> **What the task requires**:
Make an exact transcription of the material, leaving out all images.

> **Data records**:
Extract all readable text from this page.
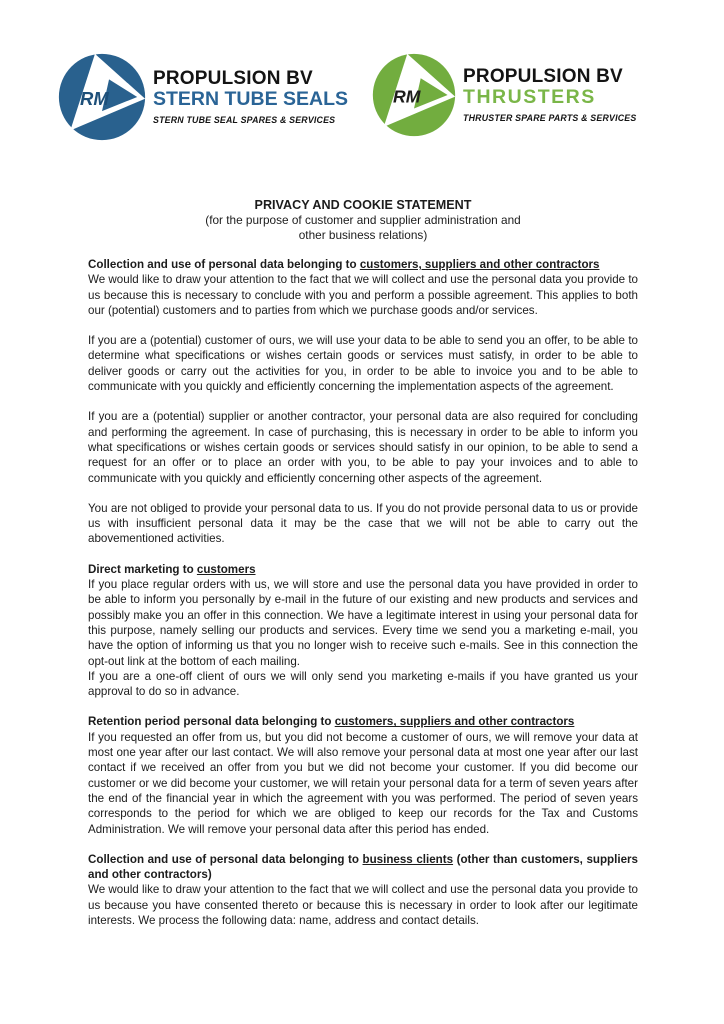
RM
PROPULSION BV
STERN TUBE SEALS
STERN TUBE SEAL SPARES & SERVICES
RM
PROPULSION BV
THRUSTERS
THRUSTER SPARE PARTS & SERVICES
PRIVACY AND COOKIE STATEMENT
(for the purpose of customer and supplier administration and
other business relations)
Collection and use of personal data belonging to customers, suppliers and other contractors

We would like to draw your attention to the fact that we will collect and use the personal data you provide to us because this is necessary to conclude with you and perform a possible agreement. This applies to both our (potential) customers and to parties from which we purchase goods and/or services.

If you are a (potential) customer of ours, we will use your data to be able to send you an offer, to be able to determine what specifications or wishes certain goods or services must satisfy, in order to be able to deliver goods or carry out the activities for you, in order to be able to invoice you and to be able to communicate with you quickly and efficiently concerning the implementation aspects of the agreement.

If you are a (potential) supplier or another contractor, your personal data are also required for concluding and performing the agreement. In case of purchasing, this is necessary in order to be able to inform you what specifications or wishes certain goods or services should satisfy in our opinion, to be able to send a request for an offer or to place an order with you, to be able to pay your invoices and to able to communicate with you quickly and efficiently concerning other aspects of the agreement.

You are not obliged to provide your personal data to us. If you do not provide personal data to us or provide us with insufficient personal data it may be the case that we will not be able to carry out the abovementioned activities.

Direct marketing to customers

If you place regular orders with us, we will store and use the personal data you have provided in order to be able to inform you personally by e-mail in the future of our existing and new products and services and possibly make you an offer in this connection. We have a legitimate interest in using your personal data for this purpose, namely selling our products and services. Every time we send you a marketing e-mail, you have the option of informing us that you no longer wish to receive such e-mails. See in this connection the opt-out link at the bottom of each mailing.

If you are a one-off client of ours we will only send you marketing e-mails if you have granted us your approval to do so in advance.

Retention period personal data belonging to customers, suppliers and other contractors

If you requested an offer from us, but you did not become a customer of ours, we will remove your data at most one year after our last contact. We will also remove your personal data at most one year after our last contact if we received an offer from you but we did not become your customer. If you did become our customer or we did become your customer, we will retain your personal data for a term of seven years after the end of the financial year in which the agreement with you was performed. The period of seven years corresponds to the period for which we are obliged to keep our records for the Tax and Customs Administration. We will remove your personal data after this period has ended.

Collection and use of personal data belonging to business clients (other than customers, suppliers and other contractors)

We would like to draw your attention to the fact that we will collect and use the personal data you provide to us because you have consented thereto or because this is necessary in order to look after our legitimate interests. We process the following data: name, address and contact details.
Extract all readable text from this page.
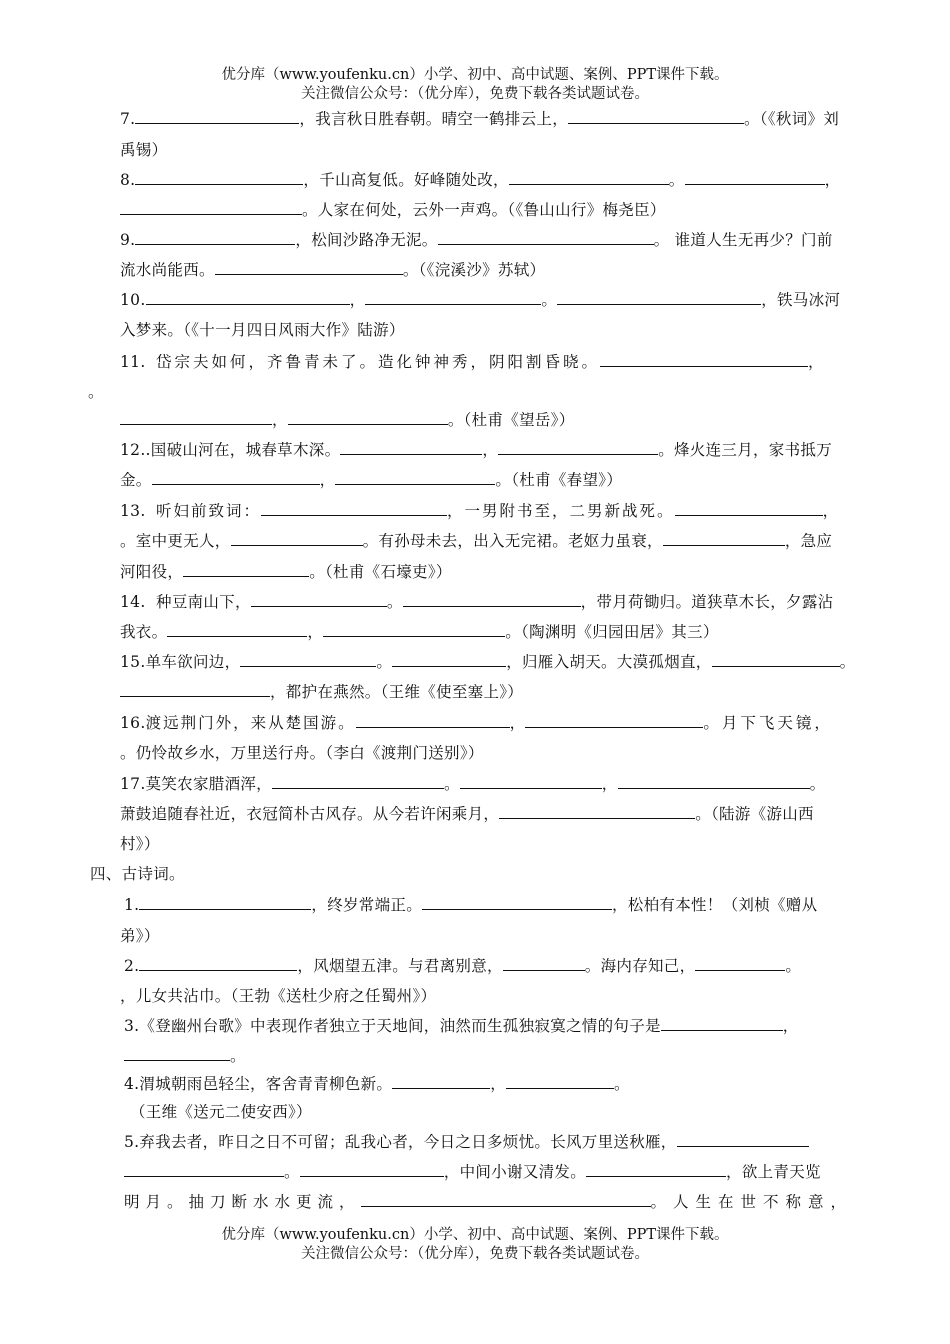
优分库（www.youfenku.cn）小学、初中、高中试题、案例、PPT课件下载。
关注微信公众号：（优分库），免费下载各类试题试卷。
7.	，我言秋日胜春朝。晴空一鹤排云上，	。（《秋词》刘
禹锡）
8.	，千山高复低。好峰随处改，	。	，
。人家在何处，云外一声鸡。（《鲁山山行》梅尧臣）
9.	，松间沙路净无泥。	。 谁道人生无再少？门前
流水尚能西。	。（《浣溪沙》苏轼）
10.	，	。	，铁马冰河
入梦来。（《十一月四日风雨大作》陆游）
11. 岱宗夫如何，齐鲁青未了。造化钟神秀，阴阳割昏晓。	，
。
，	。（杜甫《望岳》）
12..国破山河在，城春草木深。	，	。烽火连三月，家书抵万
金。	，	。（杜甫《春望》）
13. 听妇前致词：	，一男附书至，二男新战死。	，
。室中更无人，	。有孙母未去，出入无完裙。老妪力虽衰，	，急应
河阳役，	。（杜甫《石壕吏》）
14. 种豆南山下，	。	，带月荷锄归。道狭草木长，夕露沾
我衣。	，	。（陶渊明《归园田居》其三）
15.单车欲问边，	。	，归雁入胡天。大漠孤烟直，	。
，都护在燕然。（王维《使至塞上》）
16.渡远荆门外，来从楚国游。	，	。月下飞天镜，
。仍怜故乡水，万里送行舟。（李白《渡荆门送别》）
17.莫笑农家腊酒浑，	。	，	。
萧鼓追随春社近，衣冠简朴古风存。从今若许闲乘月，	。（陆游《游山西
村》）
四、古诗词。
1.	，终岁常端正。	，松柏有本性！（刘桢《赠从
弟》）
2.	，风烟望五津。与君离别意，	。海内存知己，	。
，儿女共沾巾。（王勃《送杜少府之任蜀州》）
3.《登幽州台歌》中表现作者独立于天地间，油然而生孤独寂寞之情的句子是	，
。
4.渭城朝雨邑轻尘，客舍青青柳色新。	，	。
（王维《送元二使安西》）
5.弃我去者，昨日之日不可留；乱我心者，今日之日多烦忧。长风万里送秋雁，
。	，中间小谢又清发。	，欲上青天览
明月。抽刀断水水更流，	。人生在世不称意，
优分库（www.youfenku.cn）小学、初中、高中试题、案例、PPT课件下载。
关注微信公众号：（优分库），免费下载各类试题试卷。
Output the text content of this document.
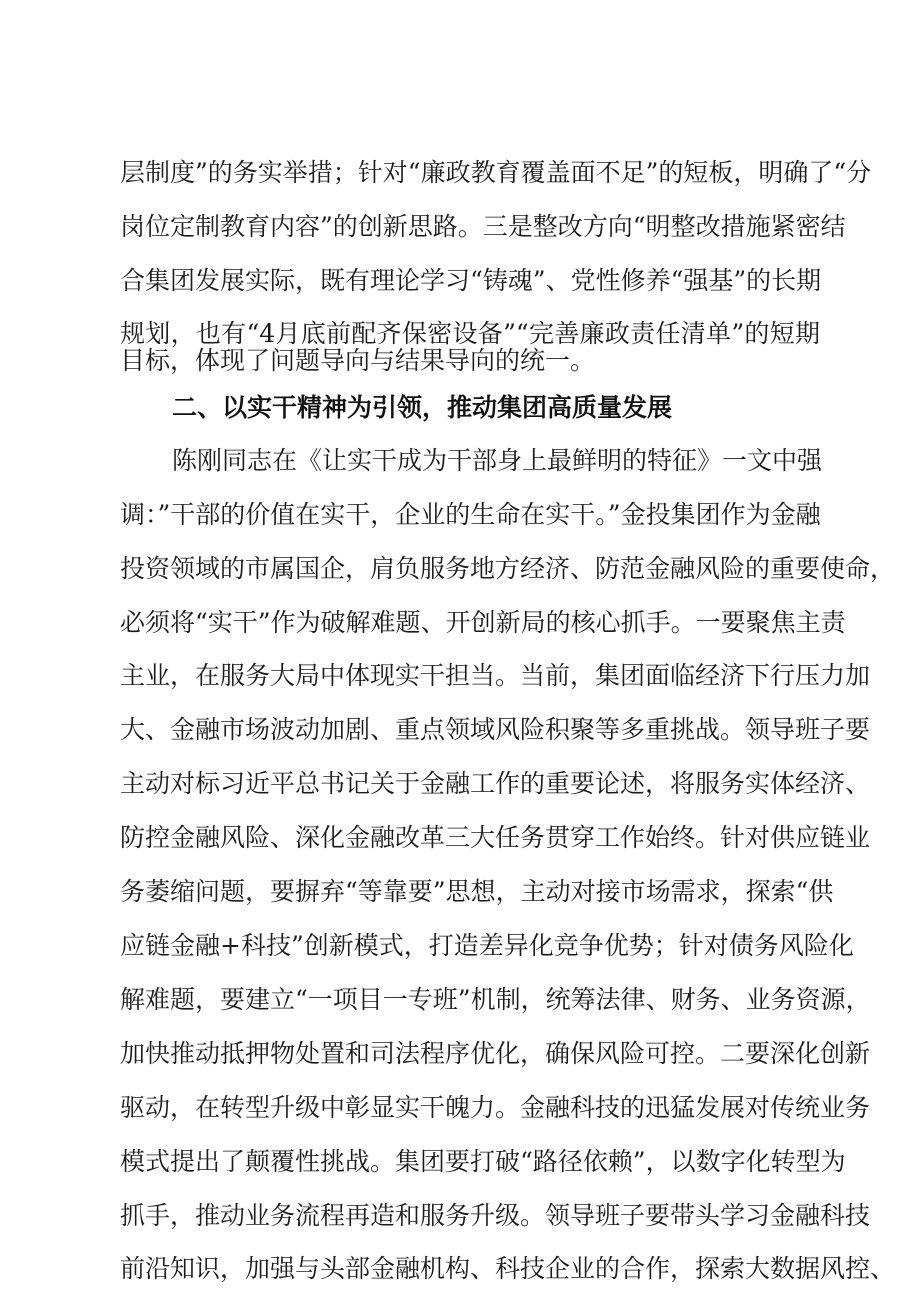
层制度”的务实举措；针对“廉政教育覆盖面不足”的短板，明确了“分
岗位定制教育内容”的创新思路。三是整改方向“明整改措施紧密结
合集团发展实际，既有理论学习“铸魂”、党性修养“强基”的长期
规划，也有“4月底前配齐保密设备”“完善廉政责任清单”的短期
目标，体现了问题导向与结果导向的统一。
二、以实干精神为引领，推动集团高质量发展
陈刚同志在《让实干成为干部身上最鲜明的特征》一文中强
调：”干部的价值在实干，企业的生命在实干。”金投集团作为金融
投资领域的市属国企，肩负服务地方经济、防范金融风险的重要使命，
必须将“实干”作为破解难题、开创新局的核心抓手。一要聚焦主责
主业，在服务大局中体现实干担当。当前，集团面临经济下行压力加
大、金融市场波动加剧、重点领域风险积聚等多重挑战。领导班子要
主动对标习近平总书记关于金融工作的重要论述，将服务实体经济、
防控金融风险、深化金融改革三大任务贯穿工作始终。针对供应链业
务萎缩问题，要摒弃“等靠要”思想，主动对接市场需求，探索“供
应链金融+科技”创新模式，打造差异化竞争优势；针对债务风险化
解难题，要建立“一项目一专班”机制，统筹法律、财务、业务资源，
加快推动抵押物处置和司法程序优化，确保风险可控。二要深化创新
驱动，在转型升级中彰显实干魄力。金融科技的迅猛发展对传统业务
模式提出了颠覆性挑战。集团要打破“路径依赖”，以数字化转型为
抓手，推动业务流程再造和服务升级。领导班子要带头学习金融科技
前沿知识，加强与头部金融机构、科技企业的合作，探索大数据风控、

> **Written reply**:
Extract all readable text from this page.
RM
PROPULSION BV
STERN TUBE SEALS
STERN TUBE SEAL SPARES & SERVICES
RM
PROPULSION BV
THRUSTERS
THRUSTER SPARE PARTS & SERVICES
PRIVACY AND COOKIE STATEMENT
(for the purpose of customer and supplier administration and
other business relations)
Collection and use of personal data belonging to customers, suppliers and other contractors

We would like to draw your attention to the fact that we will collect and use the personal data you provide to us because this is necessary to conclude with you and perform a possible agreement. This applies to both our (potential) customers and to parties from which we purchase goods and/or services.

If you are a (potential) customer of ours, we will use your data to be able to send you an offer, to be able to determine what specifications or wishes certain goods or services must satisfy, in order to be able to deliver goods or carry out the activities for you, in order to be able to invoice you and to be able to communicate with you quickly and efficiently concerning the implementation aspects of the agreement.

If you are a (potential) supplier or another contractor, your personal data are also required for concluding and performing the agreement. In case of purchasing, this is necessary in order to be able to inform you what specifications or wishes certain goods or services should satisfy in our opinion, to be able to send a request for an offer or to place an order with you, to be able to pay your invoices and to able to communicate with you quickly and efficiently concerning other aspects of the agreement.

You are not obliged to provide your personal data to us. If you do not provide personal data to us or provide us with insufficient personal data it may be the case that we will not be able to carry out the abovementioned activities.

Direct marketing to customers

If you place regular orders with us, we will store and use the personal data you have provided in order to be able to inform you personally by e-mail in the future of our existing and new products and services and possibly make you an offer in this connection. We have a legitimate interest in using your personal data for this purpose, namely selling our products and services. Every time we send you a marketing e-mail, you have the option of informing us that you no longer wish to receive such e-mails. See in this connection the opt-out link at the bottom of each mailing.

If you are a one-off client of ours we will only send you marketing e-mails if you have granted us your approval to do so in advance.

Retention period personal data belonging to customers, suppliers and other contractors

If you requested an offer from us, but you did not become a customer of ours, we will remove your data at most one year after our last contact. We will also remove your personal data at most one year after our last contact if we received an offer from you but we did not become your customer. If you did become our customer or we did become your customer, we will retain your personal data for a term of seven years after the end of the financial year in which the agreement with you was performed. The period of seven years corresponds to the period for which we are obliged to keep our records for the Tax and Customs Administration. We will remove your personal data after this period has ended.

Collection and use of personal data belonging to business clients (other than customers, suppliers and other contractors)

We would like to draw your attention to the fact that we will collect and use the personal data you provide to us because you have consented thereto or because this is necessary in order to look after our legitimate interests. We process the following data: name, address and contact details.
Extract all readable text from this page.
优分库（www.youfenku.cn）小学、初中、高中试题、案例、PPT课件下载。
关注微信公众号：（优分库），免费下载各类试题试卷。
7.	，我言秋日胜春朝。晴空一鹤排云上，	。（《秋词》刘
禹锡）
8.	，千山高复低。好峰随处改，	。	，
。人家在何处，云外一声鸡。（《鲁山山行》梅尧臣）
9.	，松间沙路净无泥。	。 谁道人生无再少？门前
流水尚能西。	。（《浣溪沙》苏轼）
10.	，	。	，铁马冰河
入梦来。（《十一月四日风雨大作》陆游）
11. 岱宗夫如何，齐鲁青未了。造化钟神秀，阴阳割昏晓。	，
。
，	。（杜甫《望岳》）
12..国破山河在，城春草木深。	，	。烽火连三月，家书抵万
金。	，	。（杜甫《春望》）
13. 听妇前致词：	，一男附书至，二男新战死。	，
。室中更无人，	。有孙母未去，出入无完裙。老妪力虽衰，	，急应
河阳役，	。（杜甫《石壕吏》）
14. 种豆南山下，	。	，带月荷锄归。道狭草木长，夕露沾
我衣。	，	。（陶渊明《归园田居》其三）
15.单车欲问边，	。	，归雁入胡天。大漠孤烟直，	。
，都护在燕然。（王维《使至塞上》）
16.渡远荆门外，来从楚国游。	，	。月下飞天镜，
。仍怜故乡水，万里送行舟。（李白《渡荆门送别》）
17.莫笑农家腊酒浑，	。	，	。
萧鼓追随春社近，衣冠简朴古风存。从今若许闲乘月，	。（陆游《游山西
村》）
四、古诗词。
1.	，终岁常端正。	，松柏有本性！（刘桢《赠从
弟》）
2.	，风烟望五津。与君离别意，	。海内存知己，	。
，儿女共沾巾。（王勃《送杜少府之任蜀州》）
3.《登幽州台歌》中表现作者独立于天地间，油然而生孤独寂寞之情的句子是	，
。
4.渭城朝雨邑轻尘，客舍青青柳色新。	，	。
（王维《送元二使安西》）
5.弃我去者，昨日之日不可留；乱我心者，今日之日多烦忧。长风万里送秋雁，
。	，中间小谢又清发。	，欲上青天览
明月。抽刀断水水更流，	。人生在世不称意，
优分库（www.youfenku.cn）小学、初中、高中试题、案例、PPT课件下载。
关注微信公众号：（优分库），免费下载各类试题试卷。
Output the text content of this document.
层制度”的务实举措；针对“廉政教育覆盖面不足”的短板，明确了“分
岗位定制教育内容”的创新思路。三是整改方向“明整改措施紧密结
合集团发展实际，既有理论学习“铸魂”、党性修养“强基”的长期
规划，也有“4月底前配齐保密设备”“完善廉政责任清单”的短期
目标，体现了问题导向与结果导向的统一。
二、以实干精神为引领，推动集团高质量发展
陈刚同志在《让实干成为干部身上最鲜明的特征》一文中强
调：”干部的价值在实干，企业的生命在实干。”金投集团作为金融
投资领域的市属国企，肩负服务地方经济、防范金融风险的重要使命，
必须将“实干”作为破解难题、开创新局的核心抓手。一要聚焦主责
主业，在服务大局中体现实干担当。当前，集团面临经济下行压力加
大、金融市场波动加剧、重点领域风险积聚等多重挑战。领导班子要
主动对标习近平总书记关于金融工作的重要论述，将服务实体经济、
防控金融风险、深化金融改革三大任务贯穿工作始终。针对供应链业
务萎缩问题，要摒弃“等靠要”思想，主动对接市场需求，探索“供
应链金融+科技”创新模式，打造差异化竞争优势；针对债务风险化
解难题，要建立“一项目一专班”机制，统筹法律、财务、业务资源，
加快推动抵押物处置和司法程序优化，确保风险可控。二要深化创新
驱动，在转型升级中彰显实干魄力。金融科技的迅猛发展对传统业务
模式提出了颠覆性挑战。集团要打破“路径依赖”，以数字化转型为
抓手，推动业务流程再造和服务升级。领导班子要带头学习金融科技
前沿知识，加强与头部金融机构、科技企业的合作，探索大数据风控、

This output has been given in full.